═══ Listing ═══

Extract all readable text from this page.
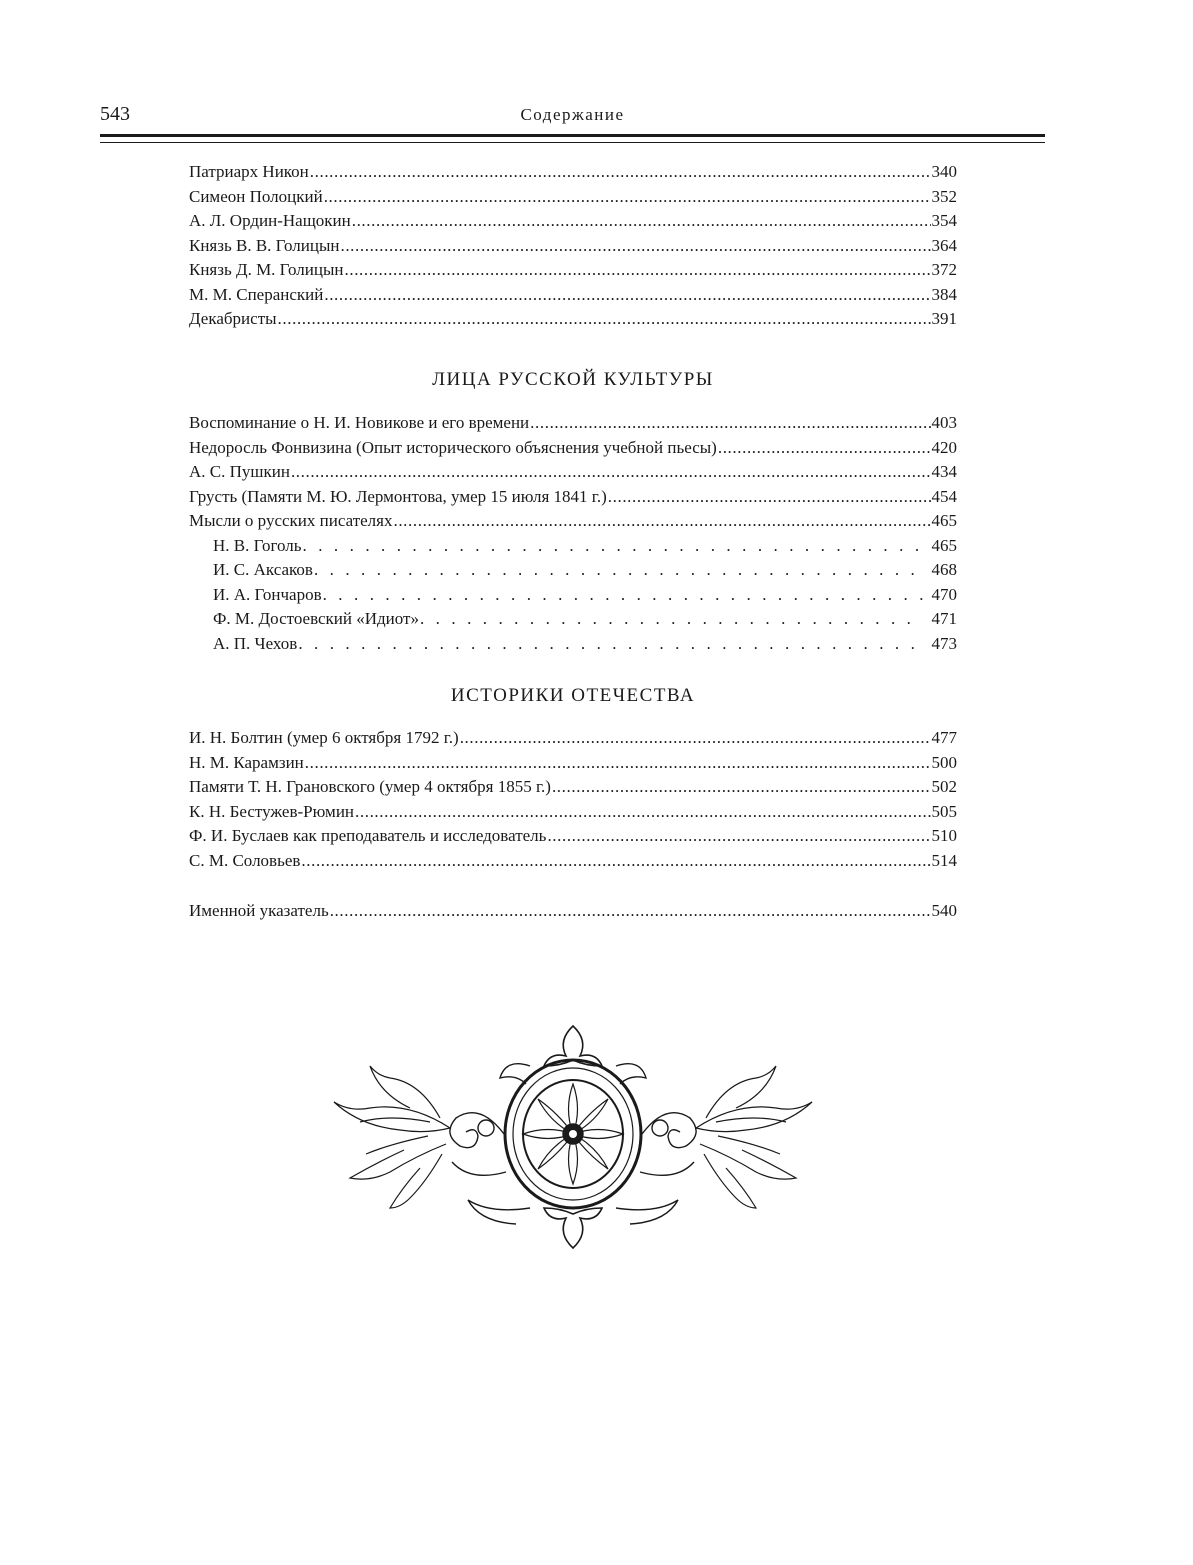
543	Содержание
Патриарх Никон .....	340
Симеон Полоцкий .....	352
А. Л. Ордин-Нащокин .....	354
Князь В. В. Голицын .....	364
Князь Д. М. Голицын .....	372
М. М. Сперанский .....	384
Декабристы .....	391
ЛИЦА РУССКОЙ КУЛЬТУРЫ
Воспоминание о Н. И. Новикове и его времени .....	403
Недоросль Фонвизина (Опыт исторического объяснения учебной пьесы) .....	420
А. С. Пушкин .....	434
Грусть (Памяти М. Ю. Лермонтова, умер 15 июля 1841 г.) .....	454
Мысли о русских писателях .....	465
Н. В. Гоголь . . .	465
И. С. Аксаков . . .	468
И. А. Гончаров . . .	470
Ф. М. Достоевский «Идиот» . . .	471
А. П. Чехов . . .	473
ИСТОРИКИ ОТЕЧЕСТВА
И. Н. Болтин (умер 6 октября 1792 г.) .....	477
Н. М. Карамзин .....	500
Памяти Т. Н. Грановского (умер 4 октября 1855 г.) .....	502
К. Н. Бестужев-Рюмин .....	505
Ф. И. Буслаев как преподаватель и исследователь .....	510
С. М. Соловьев .....	514
Именной указатель .....	540
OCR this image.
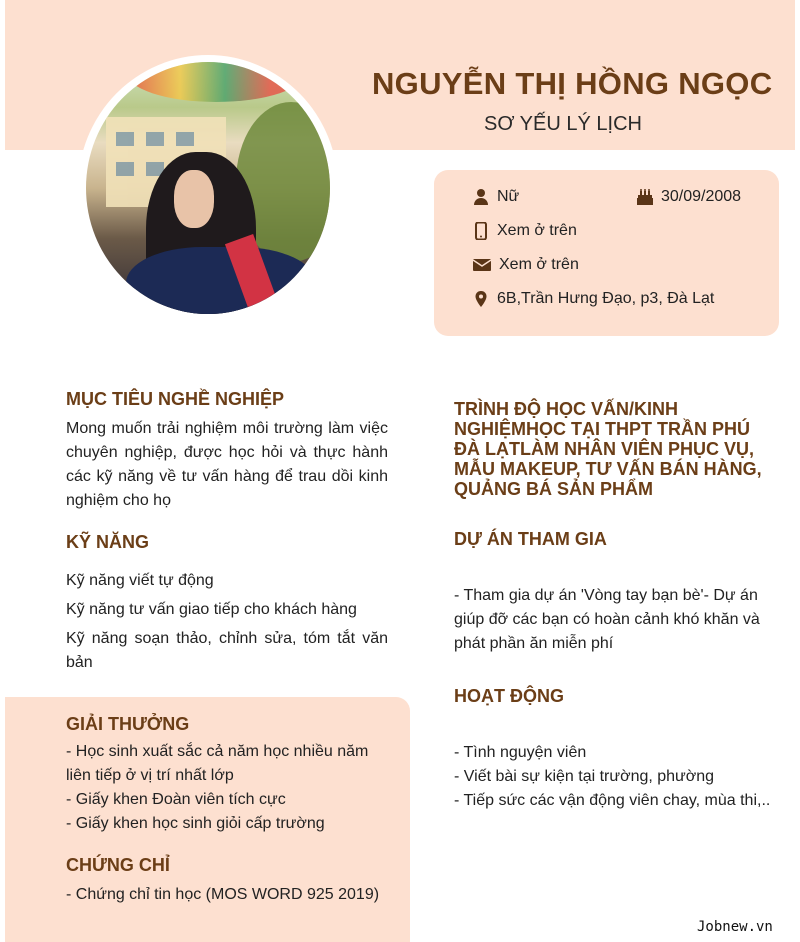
NGUYỄN THỊ HỒNG NGỌC
SƠ YẾU LÝ LỊCH
Nữ	30/09/2008
Xem ở trên
Xem ở trên
6B,Trần Hưng Đạo, p3, Đà Lạt
MỤC TIÊU NGHỀ NGHIỆP
Mong muốn trải nghiệm môi trường làm việc chuyên nghiệp, được học hỏi và thực hành các kỹ năng về tư vấn hàng để trau dồi kinh nghiệm cho họ
KỸ NĂNG
Kỹ năng viết tự động
Kỹ năng tư vấn giao tiếp cho khách hàng
Kỹ năng soạn thảo, chỉnh sửa, tóm tắt văn bản
GIẢI THƯỞNG
- Học sinh xuất sắc cả năm học nhiều năm liên tiếp ở vị trí nhất lớp
- Giấy khen Đoàn viên tích cực
- Giấy khen học sinh giỏi cấp trường
CHỨNG CHỈ
- Chứng chỉ tin học (MOS WORD 925 2019)
TRÌNH ĐỘ HỌC VẤN/KINH NGHIỆMHỌC TẠI THPT TRẦN PHÚ ĐÀ LẠTLÀM NHÂN VIÊN PHỤC VỤ, MẪU MAKEUP, TƯ VẤN BÁN HÀNG, QUẢNG BÁ SẢN PHẨM
DỰ ÁN THAM GIA
- Tham gia dự án 'Vòng tay bạn bè'- Dự án giúp đỡ các bạn có hoàn cảnh khó khăn và phát phần ăn miễn phí
HOẠT ĐỘNG
- Tình nguyện viên
- Viết bài sự kiện tại trường, phường
- Tiếp sức các vận động viên chay, mùa thi,..
Jobnew.vn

═══

**Problem statement**. The records above are to be quoted exactly, with all pictures left out.

**Result for this exercise**.
Extract all readable text from this page.
543	Содержание
Патриарх Никон .....	340
Симеон Полоцкий .....	352
А. Л. Ордин-Нащокин .....	354
Князь В. В. Голицын .....	364
Князь Д. М. Голицын .....	372
М. М. Сперанский .....	384
Декабристы .....	391
ЛИЦА РУССКОЙ КУЛЬТУРЫ
Воспоминание о Н. И. Новикове и его времени .....	403
Недоросль Фонвизина (Опыт исторического объяснения учебной пьесы) .....	420
А. С. Пушкин .....	434
Грусть (Памяти М. Ю. Лермонтова, умер 15 июля 1841 г.) .....	454
Мысли о русских писателях .....	465
Н. В. Гоголь . . .	465
И. С. Аксаков . . .	468
И. А. Гончаров . . .	470
Ф. М. Достоевский «Идиот» . . .	471
А. П. Чехов . . .	473
ИСТОРИКИ ОТЕЧЕСТВА
И. Н. Болтин (умер 6 октября 1792 г.) .....	477
Н. М. Карамзин .....	500
Памяти Т. Н. Грановского (умер 4 октября 1855 г.) .....	502
К. Н. Бестужев-Рюмин .....	505
Ф. И. Буслаев как преподаватель и исследователь .....	510
С. М. Соловьев .....	514
Именной указатель .....	540
OCR this image.
NGUYỄN THỊ HỒNG NGỌC
SƠ YẾU LÝ LỊCH
Nữ	30/09/2008
Xem ở trên
Xem ở trên
6B,Trần Hưng Đạo, p3, Đà Lạt
MỤC TIÊU NGHỀ NGHIỆP
Mong muốn trải nghiệm môi trường làm việc chuyên nghiệp, được học hỏi và thực hành các kỹ năng về tư vấn hàng để trau dồi kinh nghiệm cho họ
KỸ NĂNG
Kỹ năng viết tự động
Kỹ năng tư vấn giao tiếp cho khách hàng
Kỹ năng soạn thảo, chỉnh sửa, tóm tắt văn bản
GIẢI THƯỞNG
- Học sinh xuất sắc cả năm học nhiều năm liên tiếp ở vị trí nhất lớp
- Giấy khen Đoàn viên tích cực
- Giấy khen học sinh giỏi cấp trường
CHỨNG CHỈ
- Chứng chỉ tin học (MOS WORD 925 2019)
TRÌNH ĐỘ HỌC VẤN/KINH NGHIỆMHỌC TẠI THPT TRẦN PHÚ ĐÀ LẠTLÀM NHÂN VIÊN PHỤC VỤ, MẪU MAKEUP, TƯ VẤN BÁN HÀNG, QUẢNG BÁ SẢN PHẨM
DỰ ÁN THAM GIA
- Tham gia dự án 'Vòng tay bạn bè'- Dự án giúp đỡ các bạn có hoàn cảnh khó khăn và phát phần ăn miễn phí
HOẠT ĐỘNG
- Tình nguyện viên
- Viết bài sự kiện tại trường, phường
- Tiếp sức các vận động viên chay, mùa thi,..
Jobnew.vn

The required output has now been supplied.